Exercise brief -> Reproduce the records below in full and without edits, omitting images.

────────────────────

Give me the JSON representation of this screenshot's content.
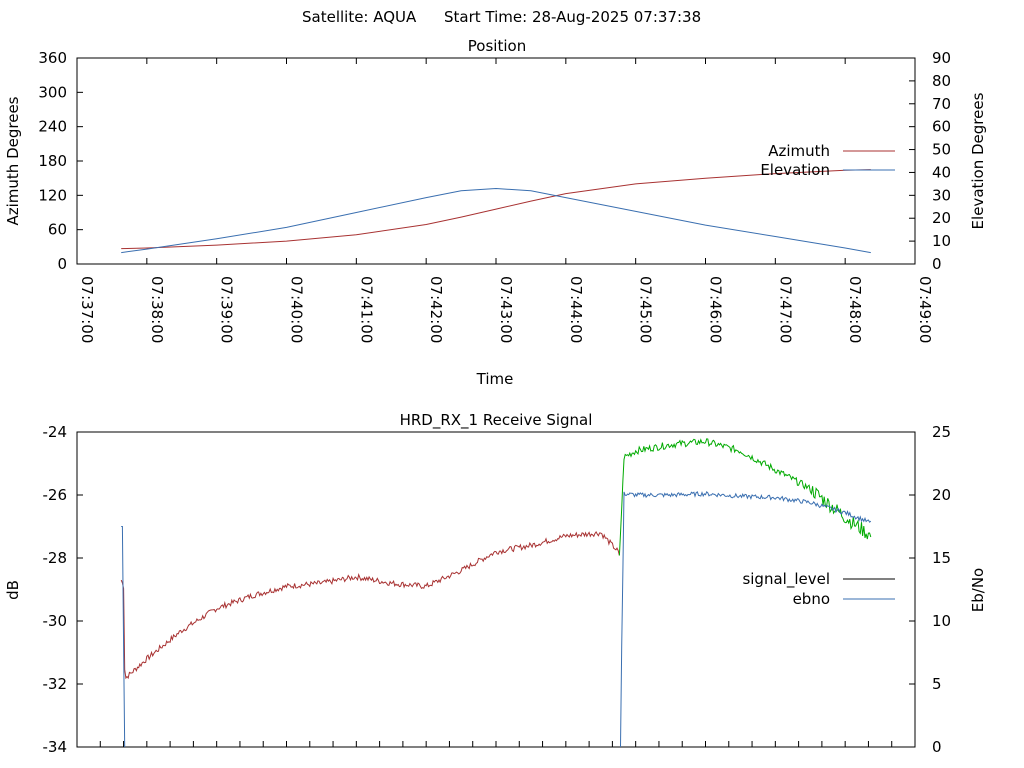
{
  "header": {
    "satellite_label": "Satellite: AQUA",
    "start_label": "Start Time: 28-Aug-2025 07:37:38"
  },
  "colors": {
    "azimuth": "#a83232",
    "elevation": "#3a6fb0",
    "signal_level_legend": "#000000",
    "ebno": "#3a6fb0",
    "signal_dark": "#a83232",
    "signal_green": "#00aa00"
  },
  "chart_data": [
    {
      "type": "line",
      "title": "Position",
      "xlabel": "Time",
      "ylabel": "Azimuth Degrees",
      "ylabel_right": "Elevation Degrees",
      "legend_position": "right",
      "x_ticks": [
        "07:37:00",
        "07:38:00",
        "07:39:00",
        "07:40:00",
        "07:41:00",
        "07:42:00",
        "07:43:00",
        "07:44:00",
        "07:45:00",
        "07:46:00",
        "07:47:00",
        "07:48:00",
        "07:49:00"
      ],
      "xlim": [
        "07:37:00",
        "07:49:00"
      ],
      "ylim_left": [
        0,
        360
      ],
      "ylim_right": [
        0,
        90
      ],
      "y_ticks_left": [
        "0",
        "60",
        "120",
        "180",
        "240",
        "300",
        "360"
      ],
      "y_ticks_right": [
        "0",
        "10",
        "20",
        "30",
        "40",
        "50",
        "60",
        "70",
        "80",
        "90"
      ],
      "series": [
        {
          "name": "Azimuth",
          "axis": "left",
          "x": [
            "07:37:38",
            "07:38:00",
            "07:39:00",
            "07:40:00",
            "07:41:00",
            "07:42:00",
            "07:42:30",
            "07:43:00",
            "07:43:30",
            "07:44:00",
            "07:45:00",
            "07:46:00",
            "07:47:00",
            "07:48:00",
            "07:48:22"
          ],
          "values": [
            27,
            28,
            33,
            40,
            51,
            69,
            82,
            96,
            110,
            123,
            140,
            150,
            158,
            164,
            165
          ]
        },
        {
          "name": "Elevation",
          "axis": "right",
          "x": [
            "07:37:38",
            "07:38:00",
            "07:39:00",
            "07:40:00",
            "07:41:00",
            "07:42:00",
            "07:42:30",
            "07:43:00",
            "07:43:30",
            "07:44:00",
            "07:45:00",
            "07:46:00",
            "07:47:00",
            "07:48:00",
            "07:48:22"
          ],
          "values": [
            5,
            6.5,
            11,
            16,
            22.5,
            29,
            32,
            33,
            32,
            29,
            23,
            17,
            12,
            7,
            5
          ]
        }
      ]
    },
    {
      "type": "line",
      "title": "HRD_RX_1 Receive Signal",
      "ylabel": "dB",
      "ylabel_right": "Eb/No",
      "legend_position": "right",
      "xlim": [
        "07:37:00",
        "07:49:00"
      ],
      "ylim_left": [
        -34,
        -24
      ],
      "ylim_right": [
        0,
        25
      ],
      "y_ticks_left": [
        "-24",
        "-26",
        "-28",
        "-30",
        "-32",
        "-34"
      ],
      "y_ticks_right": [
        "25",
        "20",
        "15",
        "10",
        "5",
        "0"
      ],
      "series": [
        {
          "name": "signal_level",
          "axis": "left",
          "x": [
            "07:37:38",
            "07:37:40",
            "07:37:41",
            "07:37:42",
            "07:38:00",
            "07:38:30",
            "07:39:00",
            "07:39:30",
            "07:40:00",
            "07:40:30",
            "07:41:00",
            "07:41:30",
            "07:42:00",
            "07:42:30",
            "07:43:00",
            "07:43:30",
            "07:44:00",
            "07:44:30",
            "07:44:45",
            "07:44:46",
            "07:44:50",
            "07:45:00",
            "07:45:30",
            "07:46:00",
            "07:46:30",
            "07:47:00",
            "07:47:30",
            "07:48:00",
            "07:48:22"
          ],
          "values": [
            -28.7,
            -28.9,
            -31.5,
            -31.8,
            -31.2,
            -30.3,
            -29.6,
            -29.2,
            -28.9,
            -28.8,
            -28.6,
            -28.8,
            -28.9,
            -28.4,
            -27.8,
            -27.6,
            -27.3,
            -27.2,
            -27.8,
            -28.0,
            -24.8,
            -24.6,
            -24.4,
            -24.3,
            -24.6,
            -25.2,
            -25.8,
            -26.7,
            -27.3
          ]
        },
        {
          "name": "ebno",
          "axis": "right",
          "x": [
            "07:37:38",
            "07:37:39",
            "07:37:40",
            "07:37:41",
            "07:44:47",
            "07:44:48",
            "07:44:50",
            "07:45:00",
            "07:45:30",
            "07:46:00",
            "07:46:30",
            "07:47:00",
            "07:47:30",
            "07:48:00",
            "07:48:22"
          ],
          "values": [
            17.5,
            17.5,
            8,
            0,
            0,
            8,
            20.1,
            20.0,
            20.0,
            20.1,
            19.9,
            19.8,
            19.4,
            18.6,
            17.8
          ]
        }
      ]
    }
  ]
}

────────────────────

Problem solution ->
Give me the JSON representation of this screenshot's content.
{
  "header": {
    "satellite_label": "Satellite: AQUA",
    "start_label": "Start Time: 28-Aug-2025 07:37:38"
  },
  "colors": {
    "azimuth": "#a83232",
    "elevation": "#3a6fb0",
    "signal_level_legend": "#000000",
    "ebno": "#3a6fb0",
    "signal_dark": "#a83232",
    "signal_green": "#00aa00"
  },
  "chart_data": [
    {
      "type": "line",
      "title": "Position",
      "xlabel": "Time",
      "ylabel": "Azimuth Degrees",
      "ylabel_right": "Elevation Degrees",
      "legend_position": "right",
      "x_ticks": [
        "07:37:00",
        "07:38:00",
        "07:39:00",
        "07:40:00",
        "07:41:00",
        "07:42:00",
        "07:43:00",
        "07:44:00",
        "07:45:00",
        "07:46:00",
        "07:47:00",
        "07:48:00",
        "07:49:00"
      ],
      "xlim": [
        "07:37:00",
        "07:49:00"
      ],
      "ylim_left": [
        0,
        360
      ],
      "ylim_right": [
        0,
        90
      ],
      "y_ticks_left": [
        "0",
        "60",
        "120",
        "180",
        "240",
        "300",
        "360"
      ],
      "y_ticks_right": [
        "0",
        "10",
        "20",
        "30",
        "40",
        "50",
        "60",
        "70",
        "80",
        "90"
      ],
      "series": [
        {
          "name": "Azimuth",
          "axis": "left",
          "x": [
            "07:37:38",
            "07:38:00",
            "07:39:00",
            "07:40:00",
            "07:41:00",
            "07:42:00",
            "07:42:30",
            "07:43:00",
            "07:43:30",
            "07:44:00",
            "07:45:00",
            "07:46:00",
            "07:47:00",
            "07:48:00",
            "07:48:22"
          ],
          "values": [
            27,
            28,
            33,
            40,
            51,
            69,
            82,
            96,
            110,
            123,
            140,
            150,
            158,
            164,
            165
          ]
        },
        {
          "name": "Elevation",
          "axis": "right",
          "x": [
            "07:37:38",
            "07:38:00",
            "07:39:00",
            "07:40:00",
            "07:41:00",
            "07:42:00",
            "07:42:30",
            "07:43:00",
            "07:43:30",
            "07:44:00",
            "07:45:00",
            "07:46:00",
            "07:47:00",
            "07:48:00",
            "07:48:22"
          ],
          "values": [
            5,
            6.5,
            11,
            16,
            22.5,
            29,
            32,
            33,
            32,
            29,
            23,
            17,
            12,
            7,
            5
          ]
        }
      ]
    },
    {
      "type": "line",
      "title": "HRD_RX_1 Receive Signal",
      "ylabel": "dB",
      "ylabel_right": "Eb/No",
      "legend_position": "right",
      "xlim": [
        "07:37:00",
        "07:49:00"
      ],
      "ylim_left": [
        -34,
        -24
      ],
      "ylim_right": [
        0,
        25
      ],
      "y_ticks_left": [
        "-24",
        "-26",
        "-28",
        "-30",
        "-32",
        "-34"
      ],
      "y_ticks_right": [
        "25",
        "20",
        "15",
        "10",
        "5",
        "0"
      ],
      "series": [
        {
          "name": "signal_level",
          "axis": "left",
          "x": [
            "07:37:38",
            "07:37:40",
            "07:37:41",
            "07:37:42",
            "07:38:00",
            "07:38:30",
            "07:39:00",
            "07:39:30",
            "07:40:00",
            "07:40:30",
            "07:41:00",
            "07:41:30",
            "07:42:00",
            "07:42:30",
            "07:43:00",
            "07:43:30",
            "07:44:00",
            "07:44:30",
            "07:44:45",
            "07:44:46",
            "07:44:50",
            "07:45:00",
            "07:45:30",
            "07:46:00",
            "07:46:30",
            "07:47:00",
            "07:47:30",
            "07:48:00",
            "07:48:22"
          ],
          "values": [
            -28.7,
            -28.9,
            -31.5,
            -31.8,
            -31.2,
            -30.3,
            -29.6,
            -29.2,
            -28.9,
            -28.8,
            -28.6,
            -28.8,
            -28.9,
            -28.4,
            -27.8,
            -27.6,
            -27.3,
            -27.2,
            -27.8,
            -28.0,
            -24.8,
            -24.6,
            -24.4,
            -24.3,
            -24.6,
            -25.2,
            -25.8,
            -26.7,
            -27.3
          ]
        },
        {
          "name": "ebno",
          "axis": "right",
          "x": [
            "07:37:38",
            "07:37:39",
            "07:37:40",
            "07:37:41",
            "07:44:47",
            "07:44:48",
            "07:44:50",
            "07:45:00",
            "07:45:30",
            "07:46:00",
            "07:46:30",
            "07:47:00",
            "07:47:30",
            "07:48:00",
            "07:48:22"
          ],
          "values": [
            17.5,
            17.5,
            8,
            0,
            0,
            8,
            20.1,
            20.0,
            20.0,
            20.1,
            19.9,
            19.8,
            19.4,
            18.6,
            17.8
          ]
        }
      ]
    }
  ]
}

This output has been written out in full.